◆ The exercise ◆
Retype each record below word for word. Leave the pictures out.

Saved entries:

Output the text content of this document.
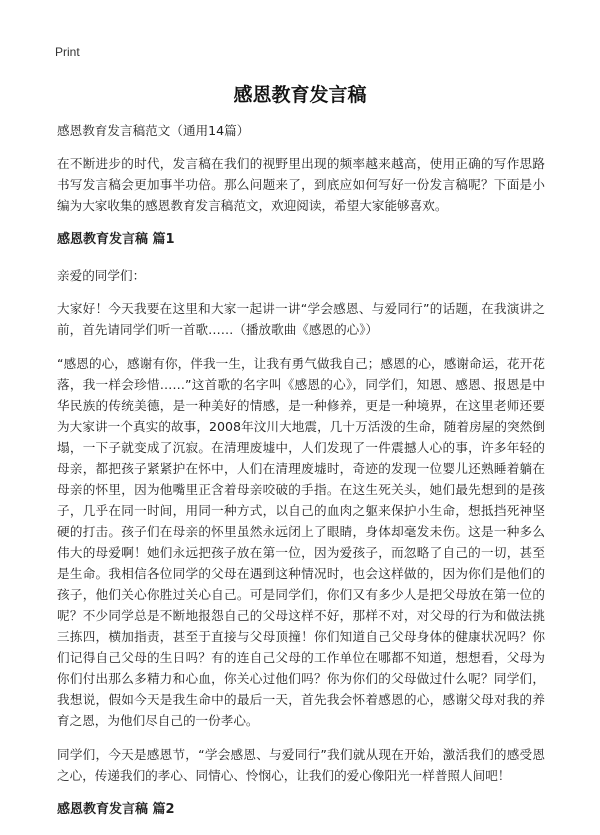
Print
感恩教育发言稿

感恩教育发言稿范文（通用14篇）

在不断进步的时代，发言稿在我们的视野里出现的频率越来越高，使用正确的写作思路书写发言稿会更加事半功倍。那么问题来了，到底应如何写好一份发言稿呢？下面是小编为大家收集的感恩教育发言稿范文，欢迎阅读，希望大家能够喜欢。

感恩教育发言稿 篇1

亲爱的同学们：

大家好！今天我要在这里和大家一起讲一讲“学会感恩、与爱同行”的话题，在我演讲之前，首先请同学们听一首歌……（播放歌曲《感恩的心》）

“感恩的心，感谢有你，伴我一生，让我有勇气做我自己；感恩的心，感谢命运，花开花落，我一样会珍惜……”这首歌的名字叫《感恩的心》，同学们，知恩、感恩、报恩是中华民族的传统美德，是一种美好的情感，是一种修养，更是一种境界，在这里老师还要为大家讲一个真实的故事，2008年汶川大地震，几十万活泼的生命，随着房屋的突然倒塌，一下子就变成了沉寂。在清理废墟中，人们发现了一件震撼人心的事，许多年轻的母亲，都把孩子紧紧护在怀中，人们在清理废墟时，奇迹的发现一位婴儿还熟睡着躺在母亲的怀里，因为他嘴里正含着母亲咬破的手指。在这生死关头，她们最先想到的是孩子，几乎在同一时间，用同一种方式，以自己的血肉之躯来保护小生命，想抵挡死神坚硬的打击。孩子们在母亲的怀里虽然永远闭上了眼睛，身体却毫发未伤。这是一种多么伟大的母爱啊！她们永远把孩子放在第一位，因为爱孩子，而忽略了自己的一切，甚至是生命。我相信各位同学的父母在遇到这种情况时，也会这样做的，因为你们是他们的孩子，他们关心你胜过关心自己。可是同学们，你们又有多少人是把父母放在第一位的呢？不少同学总是不断地报怨自己的父母这样不好，那样不对，对父母的行为和做法挑三拣四，横加指责，甚至于直接与父母顶撞！你们知道自己父母身体的健康状况吗？你们记得自己父母的生日吗？有的连自己父母的工作单位在哪都不知道，想想看，父母为你们付出那么多精力和心血，你关心过他们吗？你为你们的父母做过什么呢？同学们，我想说，假如今天是我生命中的最后一天，首先我会怀着感恩的心，感谢父母对我的养育之恩，为他们尽自己的一份孝心。

同学们，今天是感恩节，“学会感恩、与爱同行”我们就从现在开始，激活我们的感受恩之心，传递我们的孝心、同情心、怜悯心，让我们的爱心像阳光一样普照人间吧！

感恩教育发言稿 篇2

◆ Final result ◆
Output the text content of this document.
Print
感恩教育发言稿

感恩教育发言稿范文（通用14篇）

在不断进步的时代，发言稿在我们的视野里出现的频率越来越高，使用正确的写作思路书写发言稿会更加事半功倍。那么问题来了，到底应如何写好一份发言稿呢？下面是小编为大家收集的感恩教育发言稿范文，欢迎阅读，希望大家能够喜欢。

感恩教育发言稿 篇1

亲爱的同学们：

大家好！今天我要在这里和大家一起讲一讲“学会感恩、与爱同行”的话题，在我演讲之前，首先请同学们听一首歌……（播放歌曲《感恩的心》）

“感恩的心，感谢有你，伴我一生，让我有勇气做我自己；感恩的心，感谢命运，花开花落，我一样会珍惜……”这首歌的名字叫《感恩的心》，同学们，知恩、感恩、报恩是中华民族的传统美德，是一种美好的情感，是一种修养，更是一种境界，在这里老师还要为大家讲一个真实的故事，2008年汶川大地震，几十万活泼的生命，随着房屋的突然倒塌，一下子就变成了沉寂。在清理废墟中，人们发现了一件震撼人心的事，许多年轻的母亲，都把孩子紧紧护在怀中，人们在清理废墟时，奇迹的发现一位婴儿还熟睡着躺在母亲的怀里，因为他嘴里正含着母亲咬破的手指。在这生死关头，她们最先想到的是孩子，几乎在同一时间，用同一种方式，以自己的血肉之躯来保护小生命，想抵挡死神坚硬的打击。孩子们在母亲的怀里虽然永远闭上了眼睛，身体却毫发未伤。这是一种多么伟大的母爱啊！她们永远把孩子放在第一位，因为爱孩子，而忽略了自己的一切，甚至是生命。我相信各位同学的父母在遇到这种情况时，也会这样做的，因为你们是他们的孩子，他们关心你胜过关心自己。可是同学们，你们又有多少人是把父母放在第一位的呢？不少同学总是不断地报怨自己的父母这样不好，那样不对，对父母的行为和做法挑三拣四，横加指责，甚至于直接与父母顶撞！你们知道自己父母身体的健康状况吗？你们记得自己父母的生日吗？有的连自己父母的工作单位在哪都不知道，想想看，父母为你们付出那么多精力和心血，你关心过他们吗？你为你们的父母做过什么呢？同学们，我想说，假如今天是我生命中的最后一天，首先我会怀着感恩的心，感谢父母对我的养育之恩，为他们尽自己的一份孝心。

同学们，今天是感恩节，“学会感恩、与爱同行”我们就从现在开始，激活我们的感受恩之心，传递我们的孝心、同情心、怜悯心，让我们的爱心像阳光一样普照人间吧！

感恩教育发言稿 篇2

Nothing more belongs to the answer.